▶ SHORT TASK:
Extract each line bearing the word "Total".

▶ RECORDS FOR PROCESSING:
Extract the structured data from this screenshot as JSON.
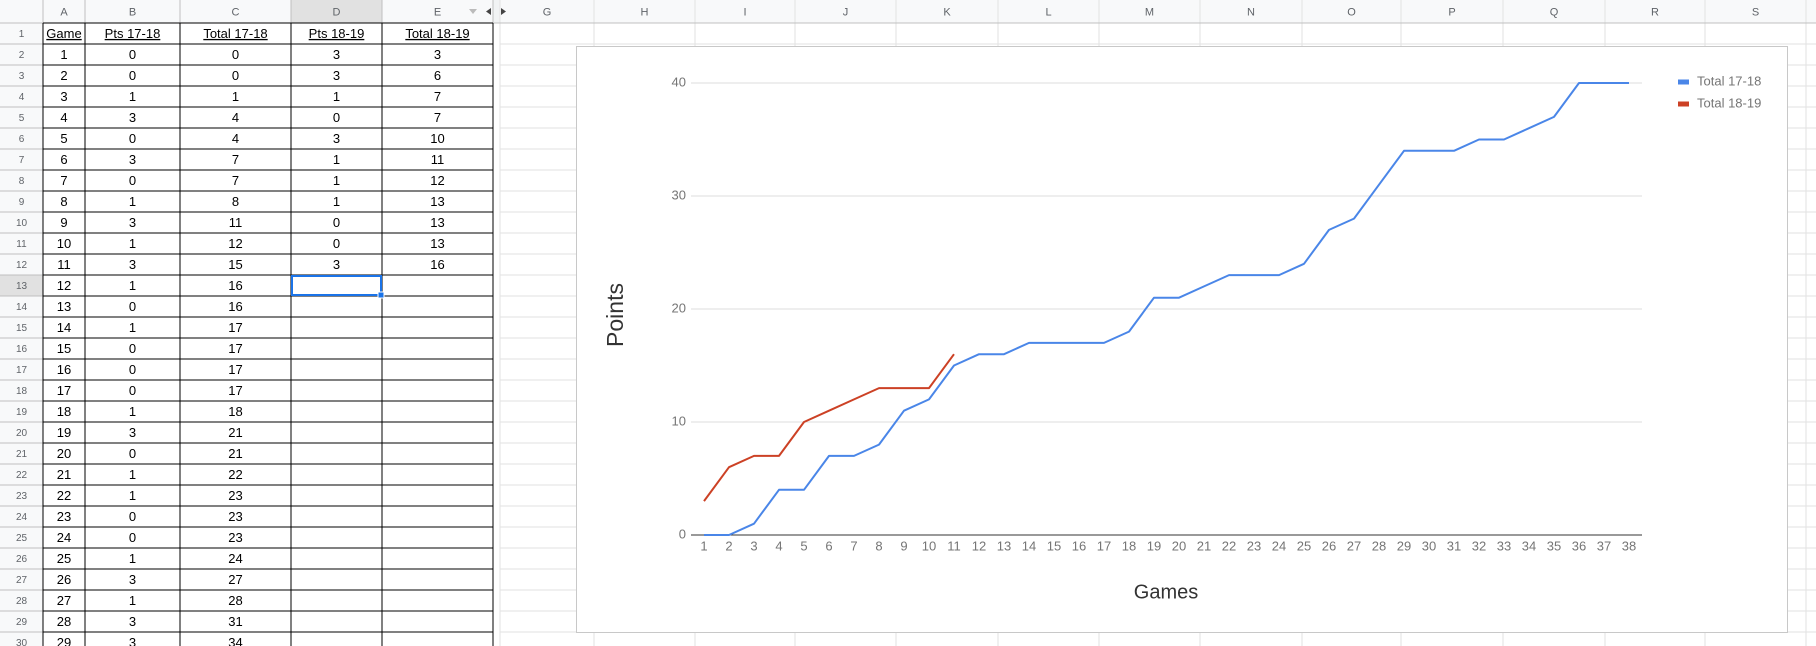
{
  "sheet": {
    "column_headers": [
      "A",
      "B",
      "C",
      "D",
      "E",
      "G",
      "H",
      "I",
      "J",
      "K",
      "L",
      "M",
      "N",
      "O",
      "P",
      "Q",
      "R",
      "S"
    ],
    "row_numbers": [
      1,
      2,
      3,
      4,
      5,
      6,
      7,
      8,
      9,
      10,
      11,
      12,
      13,
      14,
      15,
      16,
      17,
      18,
      19,
      20,
      21,
      22,
      23,
      24,
      25,
      26,
      27,
      28,
      29,
      30
    ],
    "header": [
      "Game",
      "Pts 17-18",
      "Total 17-18",
      "Pts 18-19",
      "Total 18-19"
    ],
    "rows": [
      [
        1,
        0,
        0,
        3,
        3
      ],
      [
        2,
        0,
        0,
        3,
        6
      ],
      [
        3,
        1,
        1,
        1,
        7
      ],
      [
        4,
        3,
        4,
        0,
        7
      ],
      [
        5,
        0,
        4,
        3,
        10
      ],
      [
        6,
        3,
        7,
        1,
        11
      ],
      [
        7,
        0,
        7,
        1,
        12
      ],
      [
        8,
        1,
        8,
        1,
        13
      ],
      [
        9,
        3,
        11,
        0,
        13
      ],
      [
        10,
        1,
        12,
        0,
        13
      ],
      [
        11,
        3,
        15,
        3,
        16
      ],
      [
        12,
        1,
        16
      ],
      [
        13,
        0,
        16
      ],
      [
        14,
        1,
        17
      ],
      [
        15,
        0,
        17
      ],
      [
        16,
        0,
        17
      ],
      [
        17,
        0,
        17
      ],
      [
        18,
        1,
        18
      ],
      [
        19,
        3,
        21
      ],
      [
        20,
        0,
        21
      ],
      [
        21,
        1,
        22
      ],
      [
        22,
        1,
        23
      ],
      [
        23,
        0,
        23
      ],
      [
        24,
        0,
        23
      ],
      [
        25,
        1,
        24
      ],
      [
        26,
        3,
        27
      ],
      [
        27,
        1,
        28
      ],
      [
        28,
        3,
        31
      ],
      [
        29,
        3,
        34
      ]
    ]
  },
  "chart_data": {
    "type": "line",
    "x_label": "Games",
    "y_label": "Points",
    "x": [
      1,
      2,
      3,
      4,
      5,
      6,
      7,
      8,
      9,
      10,
      11,
      12,
      13,
      14,
      15,
      16,
      17,
      18,
      19,
      20,
      21,
      22,
      23,
      24,
      25,
      26,
      27,
      28,
      29,
      30,
      31,
      32,
      33,
      34,
      35,
      36,
      37,
      38
    ],
    "series": [
      {
        "name": "Total 17-18",
        "color": "#4a86e8",
        "values": [
          0,
          0,
          1,
          4,
          4,
          7,
          7,
          8,
          11,
          12,
          15,
          16,
          16,
          17,
          17,
          17,
          17,
          18,
          21,
          21,
          22,
          23,
          23,
          23,
          24,
          27,
          28,
          31,
          34,
          34,
          34,
          35,
          35,
          36,
          37,
          40,
          40,
          40
        ]
      },
      {
        "name": "Total 18-19",
        "color": "#cc4125",
        "values": [
          3,
          6,
          7,
          7,
          10,
          11,
          12,
          13,
          13,
          13,
          16,
          null,
          null,
          null,
          null,
          null,
          null,
          null,
          null,
          null,
          null,
          null,
          null,
          null,
          null,
          null,
          null,
          null,
          null,
          null,
          null,
          null,
          null,
          null,
          null,
          null,
          null,
          null
        ]
      }
    ],
    "xlim": [
      1,
      38
    ],
    "ylim": [
      0,
      40
    ],
    "yticks": [
      0,
      10,
      20,
      30,
      40
    ],
    "grid": true,
    "legend": "top-right"
  }
}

▶ COMPLETED TASK:
      "Total 17-18",
      "Total 18-19"
        "name": "Total 17-18",
        "name": "Total 18-19",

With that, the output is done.